WHAT YOU ARE ASKED TO DO >>
Search the material and gather each line with "Viento" in it.
--- begin MATERIAL SHOWN ---
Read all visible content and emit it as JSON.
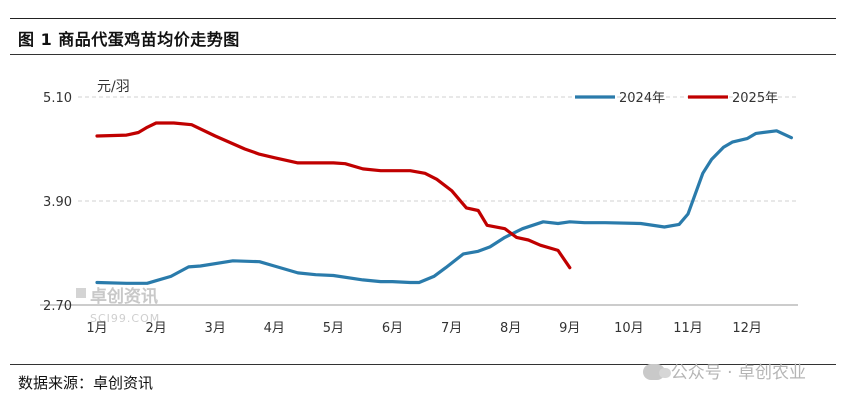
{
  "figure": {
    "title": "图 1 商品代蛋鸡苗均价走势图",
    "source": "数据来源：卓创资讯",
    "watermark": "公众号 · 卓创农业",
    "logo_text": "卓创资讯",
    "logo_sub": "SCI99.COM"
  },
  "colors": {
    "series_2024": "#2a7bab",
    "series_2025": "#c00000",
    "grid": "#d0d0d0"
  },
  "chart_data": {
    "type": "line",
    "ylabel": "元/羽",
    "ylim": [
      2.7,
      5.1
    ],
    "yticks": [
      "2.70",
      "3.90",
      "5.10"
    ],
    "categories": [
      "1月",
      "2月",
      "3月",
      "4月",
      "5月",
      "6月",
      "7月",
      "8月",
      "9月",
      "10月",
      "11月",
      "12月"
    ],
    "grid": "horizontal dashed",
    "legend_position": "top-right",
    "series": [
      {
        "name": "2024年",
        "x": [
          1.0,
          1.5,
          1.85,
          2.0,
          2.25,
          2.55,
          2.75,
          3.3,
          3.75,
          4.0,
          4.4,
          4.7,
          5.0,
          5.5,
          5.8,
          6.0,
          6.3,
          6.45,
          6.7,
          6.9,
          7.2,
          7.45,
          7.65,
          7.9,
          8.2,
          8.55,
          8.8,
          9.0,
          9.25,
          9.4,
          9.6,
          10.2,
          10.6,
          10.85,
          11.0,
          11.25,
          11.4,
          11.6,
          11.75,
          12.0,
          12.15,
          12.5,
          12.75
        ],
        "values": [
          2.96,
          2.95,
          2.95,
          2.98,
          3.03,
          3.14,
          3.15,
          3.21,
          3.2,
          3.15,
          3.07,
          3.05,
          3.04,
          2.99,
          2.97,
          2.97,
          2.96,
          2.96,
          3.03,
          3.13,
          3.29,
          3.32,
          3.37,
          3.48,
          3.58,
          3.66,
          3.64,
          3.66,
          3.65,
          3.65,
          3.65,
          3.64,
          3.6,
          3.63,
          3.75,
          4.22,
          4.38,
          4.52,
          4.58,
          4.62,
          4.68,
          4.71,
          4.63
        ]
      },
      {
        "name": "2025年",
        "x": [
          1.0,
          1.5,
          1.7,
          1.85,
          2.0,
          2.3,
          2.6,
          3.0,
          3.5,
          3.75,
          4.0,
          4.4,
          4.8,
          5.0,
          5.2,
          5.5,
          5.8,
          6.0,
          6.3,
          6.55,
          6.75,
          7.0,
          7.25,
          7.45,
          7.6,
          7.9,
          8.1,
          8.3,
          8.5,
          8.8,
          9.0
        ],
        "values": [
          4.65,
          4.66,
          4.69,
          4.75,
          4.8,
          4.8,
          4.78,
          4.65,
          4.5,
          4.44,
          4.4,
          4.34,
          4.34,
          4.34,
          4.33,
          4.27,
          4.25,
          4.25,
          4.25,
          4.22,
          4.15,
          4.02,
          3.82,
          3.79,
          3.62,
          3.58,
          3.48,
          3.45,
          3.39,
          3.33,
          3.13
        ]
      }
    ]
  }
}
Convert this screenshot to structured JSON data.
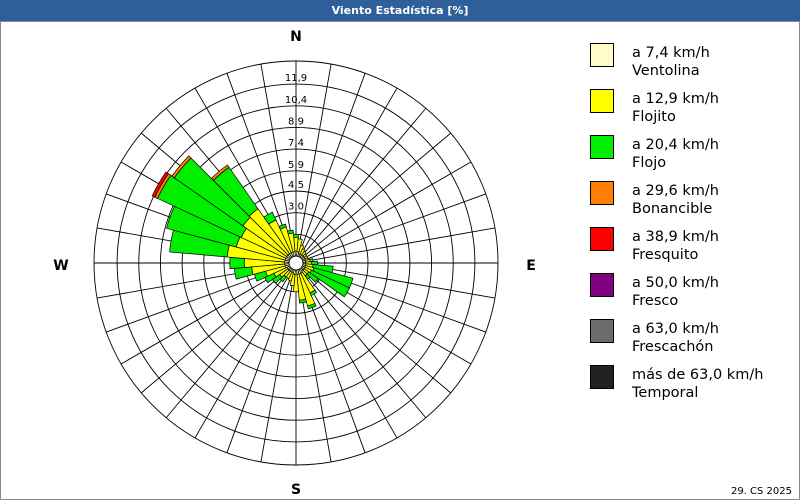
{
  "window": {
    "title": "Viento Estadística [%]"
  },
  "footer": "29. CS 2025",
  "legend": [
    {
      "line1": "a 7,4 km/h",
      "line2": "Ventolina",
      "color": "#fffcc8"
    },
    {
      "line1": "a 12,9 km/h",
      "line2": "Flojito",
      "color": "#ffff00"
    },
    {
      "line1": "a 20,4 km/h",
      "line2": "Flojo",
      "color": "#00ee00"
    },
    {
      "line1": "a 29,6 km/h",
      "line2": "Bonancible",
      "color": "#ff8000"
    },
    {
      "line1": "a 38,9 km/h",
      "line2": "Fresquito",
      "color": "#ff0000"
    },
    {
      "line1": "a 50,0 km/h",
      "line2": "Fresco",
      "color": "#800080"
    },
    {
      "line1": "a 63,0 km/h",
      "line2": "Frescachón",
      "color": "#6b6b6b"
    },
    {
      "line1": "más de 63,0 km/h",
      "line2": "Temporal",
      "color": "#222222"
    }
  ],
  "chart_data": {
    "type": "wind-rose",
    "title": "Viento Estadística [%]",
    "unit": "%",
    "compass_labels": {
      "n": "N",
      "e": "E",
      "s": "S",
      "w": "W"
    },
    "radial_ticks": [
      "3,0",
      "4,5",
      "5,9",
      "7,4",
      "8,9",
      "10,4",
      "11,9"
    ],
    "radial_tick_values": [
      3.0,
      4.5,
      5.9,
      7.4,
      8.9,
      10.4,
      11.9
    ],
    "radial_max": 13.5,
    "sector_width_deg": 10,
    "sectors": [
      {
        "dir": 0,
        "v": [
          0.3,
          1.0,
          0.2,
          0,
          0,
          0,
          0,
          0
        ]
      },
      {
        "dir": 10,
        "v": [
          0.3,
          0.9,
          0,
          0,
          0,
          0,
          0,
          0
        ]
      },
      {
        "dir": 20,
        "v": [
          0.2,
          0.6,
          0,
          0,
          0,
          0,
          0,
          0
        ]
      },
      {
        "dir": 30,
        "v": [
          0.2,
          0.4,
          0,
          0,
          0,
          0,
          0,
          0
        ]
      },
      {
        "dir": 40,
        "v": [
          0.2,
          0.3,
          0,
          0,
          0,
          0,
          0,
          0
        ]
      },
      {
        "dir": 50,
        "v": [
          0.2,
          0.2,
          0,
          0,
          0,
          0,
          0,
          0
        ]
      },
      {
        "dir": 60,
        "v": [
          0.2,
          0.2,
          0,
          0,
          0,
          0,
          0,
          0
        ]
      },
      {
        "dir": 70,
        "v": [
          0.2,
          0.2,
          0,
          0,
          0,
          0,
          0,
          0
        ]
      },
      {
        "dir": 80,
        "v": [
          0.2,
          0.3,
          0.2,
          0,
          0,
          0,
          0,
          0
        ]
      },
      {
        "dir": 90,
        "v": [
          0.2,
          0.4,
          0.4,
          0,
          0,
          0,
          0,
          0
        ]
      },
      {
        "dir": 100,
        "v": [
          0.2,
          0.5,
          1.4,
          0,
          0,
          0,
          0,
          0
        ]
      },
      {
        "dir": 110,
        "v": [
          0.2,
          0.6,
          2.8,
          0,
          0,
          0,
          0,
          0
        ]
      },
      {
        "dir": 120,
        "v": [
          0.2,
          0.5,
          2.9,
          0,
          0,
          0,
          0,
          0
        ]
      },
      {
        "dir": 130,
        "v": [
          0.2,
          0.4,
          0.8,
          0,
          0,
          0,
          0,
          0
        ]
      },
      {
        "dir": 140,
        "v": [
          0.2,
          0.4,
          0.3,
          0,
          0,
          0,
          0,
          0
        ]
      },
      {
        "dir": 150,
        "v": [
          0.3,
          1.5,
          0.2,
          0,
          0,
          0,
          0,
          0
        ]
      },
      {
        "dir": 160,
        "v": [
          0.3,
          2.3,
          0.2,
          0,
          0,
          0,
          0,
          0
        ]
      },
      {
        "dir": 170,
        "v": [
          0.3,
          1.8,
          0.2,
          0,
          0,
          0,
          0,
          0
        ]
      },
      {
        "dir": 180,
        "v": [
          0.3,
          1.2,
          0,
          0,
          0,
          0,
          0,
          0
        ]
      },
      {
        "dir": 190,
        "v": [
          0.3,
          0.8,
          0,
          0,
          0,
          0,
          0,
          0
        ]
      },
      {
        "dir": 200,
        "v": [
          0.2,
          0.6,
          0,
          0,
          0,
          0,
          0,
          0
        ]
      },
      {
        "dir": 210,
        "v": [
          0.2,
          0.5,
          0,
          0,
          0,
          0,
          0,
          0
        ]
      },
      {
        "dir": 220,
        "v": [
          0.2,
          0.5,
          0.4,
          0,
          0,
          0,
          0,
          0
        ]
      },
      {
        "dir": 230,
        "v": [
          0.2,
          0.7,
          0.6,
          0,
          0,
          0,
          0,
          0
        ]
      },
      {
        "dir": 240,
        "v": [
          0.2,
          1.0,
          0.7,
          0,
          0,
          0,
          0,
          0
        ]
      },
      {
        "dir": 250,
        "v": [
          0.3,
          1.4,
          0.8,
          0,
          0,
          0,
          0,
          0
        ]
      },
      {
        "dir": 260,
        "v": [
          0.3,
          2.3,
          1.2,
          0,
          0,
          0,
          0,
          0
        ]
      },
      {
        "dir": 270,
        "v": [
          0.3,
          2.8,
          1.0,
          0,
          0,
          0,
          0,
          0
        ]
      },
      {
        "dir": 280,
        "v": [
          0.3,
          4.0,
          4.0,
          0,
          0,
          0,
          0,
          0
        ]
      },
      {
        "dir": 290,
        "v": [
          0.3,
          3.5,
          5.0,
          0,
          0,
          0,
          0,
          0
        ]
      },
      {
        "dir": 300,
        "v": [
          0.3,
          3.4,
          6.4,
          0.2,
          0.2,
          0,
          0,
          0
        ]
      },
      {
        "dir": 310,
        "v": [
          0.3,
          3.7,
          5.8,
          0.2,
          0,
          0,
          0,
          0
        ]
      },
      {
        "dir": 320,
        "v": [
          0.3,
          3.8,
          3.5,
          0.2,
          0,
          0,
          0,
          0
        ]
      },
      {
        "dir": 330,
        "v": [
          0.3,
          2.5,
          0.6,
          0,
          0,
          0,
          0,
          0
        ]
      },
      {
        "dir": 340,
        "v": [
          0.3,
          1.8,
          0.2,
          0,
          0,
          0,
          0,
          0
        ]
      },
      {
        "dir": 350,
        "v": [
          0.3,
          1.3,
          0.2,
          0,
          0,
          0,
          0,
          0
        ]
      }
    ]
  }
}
--- end MATERIAL SHOWN ---
SOLUTION BELOW >>
    "title": "Viento Estadística [%]"
    "title": "Viento Estadística [%]",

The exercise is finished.